TAREFA:
Transcreva literalmente, do trecho abaixo sobre a autoridade da Igreja, a passagem que vai de "REMÉDIOS PARA OS" até "por tantas calúnias.".

TRECHO FORNECIDO:
---------------

Ora, havemo-Nos convencido de que esses males têm a sua principal causa no desprezo e na rejeição dessa santa e
augustíssima Autoridade da Igreja que governa o gênero humano em nome de Deus,
e que é a salvaguarda e o apoio de toda autoridade legítima. Os inimigos da
ordem pública, que perfeitamente o têm compreendido, pensaram que nada era mais
próprio para subverter os fundamentos da sociedade do que atacar sem trégua a Igreja de Deus, do que torná-la odiosa e
odiável por meio de vergonhosas calúnias, representando-a como inimiga da
verdadeira civilização, do que enfraquecer-lhe a autoridade e a força por meio
de feridas incessantemente renovadas, e do que derrubar o poder supremo do
Pontífice romano, que é neste mundo o guarda e o defensor das regras eternas e
imutáveis do bem e do justo. Daí, pois, saíram essas leis subversivas da divina
constituição da Igreja Católica, leis cuja promulgação na maioria dos países
temos de deplorar; daí promanaram o desprezo do poder espiritual, e os entraves
opostos ao exercício do ministério eclesiástico, e a dispersão das Ordens
religiosas, e o confisco dos bens que serviam para sustentar os ministros da
Igreja e os pobres; daí, ainda, o resultado de haverem sido subtraídas à
salutar direção da Igreja as instituições públicas consagradas à caridade e à
beneficência; daí essa liberdade desenfreada de ensinar e de publicar tudo o
que é mal, ao passo que, contrariamente, de toda maneira se viola e se oprime o
direito da Igreja à instrução e à educação da juventude. E outro não foi o fim
que os homens se propuseram apoderando-se do Principado temporal que a Divina
Providência havia longos séculos concedera ao Pontífice romano para que este livremente
e sem peias pudesse, para a salvação eterna dos povos, usar do poder que Jesus
Cristo lhe conferiu.
III.
REMÉDIOS PARA OS MALES
4. Se
relembramos, Veneráveis Irmãos, esses funestos e inúmeros males, não é para
aumentar a tristeza que por si mesmo faz nascer em Vós tão deplorável estado de
coisas; mas é por compreendermos que, à vista disso, reconhecereis qual é a
gravidade da situação que reclama o Nosso ministério e o Nosso zelo, e com que
solicitude devemos, nestes tempos inditosos, trabalhar para defender e garantir
com todas as Nossas forças a Igreja de Cristo e a dignidade da Sé Apostólica atacada por tantas calúnias.
Caridade
fraterna
5.

---------------

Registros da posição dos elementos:
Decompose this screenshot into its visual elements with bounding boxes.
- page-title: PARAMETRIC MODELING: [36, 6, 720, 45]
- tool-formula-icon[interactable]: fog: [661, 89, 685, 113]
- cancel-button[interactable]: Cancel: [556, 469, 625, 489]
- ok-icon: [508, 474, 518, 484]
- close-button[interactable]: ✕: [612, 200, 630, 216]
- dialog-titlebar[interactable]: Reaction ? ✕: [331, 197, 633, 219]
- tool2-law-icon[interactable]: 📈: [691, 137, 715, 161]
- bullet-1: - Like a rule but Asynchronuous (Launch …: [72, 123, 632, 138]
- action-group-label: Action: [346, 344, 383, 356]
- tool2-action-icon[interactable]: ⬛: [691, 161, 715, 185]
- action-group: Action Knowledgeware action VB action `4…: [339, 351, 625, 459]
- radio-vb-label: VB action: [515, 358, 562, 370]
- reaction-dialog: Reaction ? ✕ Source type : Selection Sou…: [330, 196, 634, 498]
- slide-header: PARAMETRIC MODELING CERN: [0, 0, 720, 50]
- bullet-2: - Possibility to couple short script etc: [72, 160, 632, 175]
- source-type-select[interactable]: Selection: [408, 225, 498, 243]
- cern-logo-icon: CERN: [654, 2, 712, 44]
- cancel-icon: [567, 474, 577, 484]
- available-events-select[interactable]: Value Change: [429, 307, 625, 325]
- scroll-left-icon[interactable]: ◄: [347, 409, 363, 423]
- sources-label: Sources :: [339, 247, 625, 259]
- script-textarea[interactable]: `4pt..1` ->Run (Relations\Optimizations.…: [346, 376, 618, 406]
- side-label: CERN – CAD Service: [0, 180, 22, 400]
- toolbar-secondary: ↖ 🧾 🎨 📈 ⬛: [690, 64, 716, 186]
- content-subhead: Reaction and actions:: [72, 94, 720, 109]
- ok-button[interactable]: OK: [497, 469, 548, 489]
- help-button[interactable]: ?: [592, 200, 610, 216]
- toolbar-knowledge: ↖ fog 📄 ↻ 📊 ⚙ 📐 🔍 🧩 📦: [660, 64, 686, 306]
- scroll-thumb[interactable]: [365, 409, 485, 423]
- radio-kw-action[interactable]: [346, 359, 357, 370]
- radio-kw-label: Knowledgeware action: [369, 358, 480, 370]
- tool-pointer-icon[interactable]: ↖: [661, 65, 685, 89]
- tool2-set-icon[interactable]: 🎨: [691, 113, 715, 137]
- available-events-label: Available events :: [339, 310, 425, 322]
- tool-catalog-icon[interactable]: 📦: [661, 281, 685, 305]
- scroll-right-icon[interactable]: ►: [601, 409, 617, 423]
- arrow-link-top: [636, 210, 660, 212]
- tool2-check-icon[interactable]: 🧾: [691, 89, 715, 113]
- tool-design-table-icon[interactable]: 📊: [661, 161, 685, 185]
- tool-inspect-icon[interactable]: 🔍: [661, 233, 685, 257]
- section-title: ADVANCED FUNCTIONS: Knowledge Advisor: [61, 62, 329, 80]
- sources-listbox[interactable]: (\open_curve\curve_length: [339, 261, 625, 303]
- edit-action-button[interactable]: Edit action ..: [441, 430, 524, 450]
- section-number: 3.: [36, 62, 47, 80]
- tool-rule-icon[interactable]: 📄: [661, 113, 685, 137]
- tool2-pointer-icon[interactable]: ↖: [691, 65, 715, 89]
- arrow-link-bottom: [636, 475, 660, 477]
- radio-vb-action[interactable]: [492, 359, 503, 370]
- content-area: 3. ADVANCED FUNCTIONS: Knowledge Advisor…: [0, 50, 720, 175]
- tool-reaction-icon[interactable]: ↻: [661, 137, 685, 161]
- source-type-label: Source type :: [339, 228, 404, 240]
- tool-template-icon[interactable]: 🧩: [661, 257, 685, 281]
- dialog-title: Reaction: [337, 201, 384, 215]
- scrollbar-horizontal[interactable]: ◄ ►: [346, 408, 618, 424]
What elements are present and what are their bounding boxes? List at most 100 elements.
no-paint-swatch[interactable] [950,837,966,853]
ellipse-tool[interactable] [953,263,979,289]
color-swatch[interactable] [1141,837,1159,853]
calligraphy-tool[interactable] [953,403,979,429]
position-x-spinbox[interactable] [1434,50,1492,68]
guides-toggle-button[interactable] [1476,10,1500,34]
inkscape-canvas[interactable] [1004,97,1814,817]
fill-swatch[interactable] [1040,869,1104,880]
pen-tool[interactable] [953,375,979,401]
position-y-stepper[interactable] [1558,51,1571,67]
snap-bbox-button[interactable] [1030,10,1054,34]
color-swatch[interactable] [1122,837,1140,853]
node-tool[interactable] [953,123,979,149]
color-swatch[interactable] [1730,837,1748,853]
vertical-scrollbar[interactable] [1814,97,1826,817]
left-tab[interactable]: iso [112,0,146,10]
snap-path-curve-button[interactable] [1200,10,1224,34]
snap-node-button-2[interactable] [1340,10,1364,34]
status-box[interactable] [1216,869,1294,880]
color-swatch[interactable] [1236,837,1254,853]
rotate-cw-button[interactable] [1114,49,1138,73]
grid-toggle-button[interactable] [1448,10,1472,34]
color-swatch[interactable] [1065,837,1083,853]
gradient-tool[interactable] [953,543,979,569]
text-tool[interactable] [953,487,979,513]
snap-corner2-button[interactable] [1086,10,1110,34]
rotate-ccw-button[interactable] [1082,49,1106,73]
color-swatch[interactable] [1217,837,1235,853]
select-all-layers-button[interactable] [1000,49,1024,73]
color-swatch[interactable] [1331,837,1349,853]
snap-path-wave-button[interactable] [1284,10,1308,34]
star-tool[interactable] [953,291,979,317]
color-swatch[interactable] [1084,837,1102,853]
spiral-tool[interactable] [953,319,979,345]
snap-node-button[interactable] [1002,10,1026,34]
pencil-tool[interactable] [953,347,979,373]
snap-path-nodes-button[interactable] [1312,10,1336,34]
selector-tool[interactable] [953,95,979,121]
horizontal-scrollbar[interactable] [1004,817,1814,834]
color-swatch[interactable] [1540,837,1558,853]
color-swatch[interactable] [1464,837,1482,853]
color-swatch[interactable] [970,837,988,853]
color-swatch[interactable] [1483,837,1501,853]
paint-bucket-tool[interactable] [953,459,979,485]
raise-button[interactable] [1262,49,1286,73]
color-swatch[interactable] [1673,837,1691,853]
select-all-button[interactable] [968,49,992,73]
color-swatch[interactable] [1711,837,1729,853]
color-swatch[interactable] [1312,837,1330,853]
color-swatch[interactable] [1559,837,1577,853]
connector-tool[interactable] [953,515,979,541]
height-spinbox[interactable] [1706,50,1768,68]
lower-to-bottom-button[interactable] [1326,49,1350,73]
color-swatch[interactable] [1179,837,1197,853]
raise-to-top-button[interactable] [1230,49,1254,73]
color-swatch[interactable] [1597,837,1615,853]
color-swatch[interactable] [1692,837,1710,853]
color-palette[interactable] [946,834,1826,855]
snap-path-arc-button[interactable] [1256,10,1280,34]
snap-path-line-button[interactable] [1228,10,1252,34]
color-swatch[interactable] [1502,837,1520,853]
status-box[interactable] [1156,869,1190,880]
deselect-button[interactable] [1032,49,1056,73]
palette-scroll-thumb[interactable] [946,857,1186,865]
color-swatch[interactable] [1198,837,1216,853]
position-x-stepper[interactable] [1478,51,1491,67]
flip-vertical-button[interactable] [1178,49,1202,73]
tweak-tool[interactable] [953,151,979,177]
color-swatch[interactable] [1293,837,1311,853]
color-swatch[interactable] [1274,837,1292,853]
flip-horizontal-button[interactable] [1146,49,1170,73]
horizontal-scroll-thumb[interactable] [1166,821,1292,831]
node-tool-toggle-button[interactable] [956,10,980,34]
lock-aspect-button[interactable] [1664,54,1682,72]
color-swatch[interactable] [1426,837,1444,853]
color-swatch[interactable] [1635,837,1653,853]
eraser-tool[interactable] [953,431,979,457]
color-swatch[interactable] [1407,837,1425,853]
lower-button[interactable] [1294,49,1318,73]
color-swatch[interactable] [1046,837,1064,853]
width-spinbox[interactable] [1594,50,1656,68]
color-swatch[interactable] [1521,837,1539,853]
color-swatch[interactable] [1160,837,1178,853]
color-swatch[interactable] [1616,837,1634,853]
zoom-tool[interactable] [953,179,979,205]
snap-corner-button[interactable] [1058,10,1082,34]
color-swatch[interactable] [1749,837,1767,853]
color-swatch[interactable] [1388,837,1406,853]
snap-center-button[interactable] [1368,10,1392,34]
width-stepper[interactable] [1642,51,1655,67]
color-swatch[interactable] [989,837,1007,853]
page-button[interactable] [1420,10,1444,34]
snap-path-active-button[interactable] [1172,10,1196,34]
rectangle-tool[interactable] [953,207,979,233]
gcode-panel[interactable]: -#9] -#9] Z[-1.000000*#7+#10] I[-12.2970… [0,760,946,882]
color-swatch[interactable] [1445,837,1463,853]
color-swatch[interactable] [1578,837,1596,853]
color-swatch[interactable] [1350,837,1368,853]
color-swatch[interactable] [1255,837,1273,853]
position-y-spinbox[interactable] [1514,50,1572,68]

---------------

RESPOSTA DA TAREFA:
REMÉDIOS PARA OS MALES
4. Se
relembramos, Veneráveis Irmãos, esses funestos e inúmeros males, não é para
aumentar a tristeza que por si mesmo faz nascer em Vós tão deplorável estado de
coisas; mas é por compreendermos que, à vista disso, reconhecereis qual é a
gravidade da situação que reclama o Nosso ministério e o Nosso zelo, e com que
solicitude devemos, nestes tempos inditosos, trabalhar para defender e garantir
com todas as Nossas forças a Igreja de Cristo e a dignidade da Sé Apostólica atacada por tantas calúnias.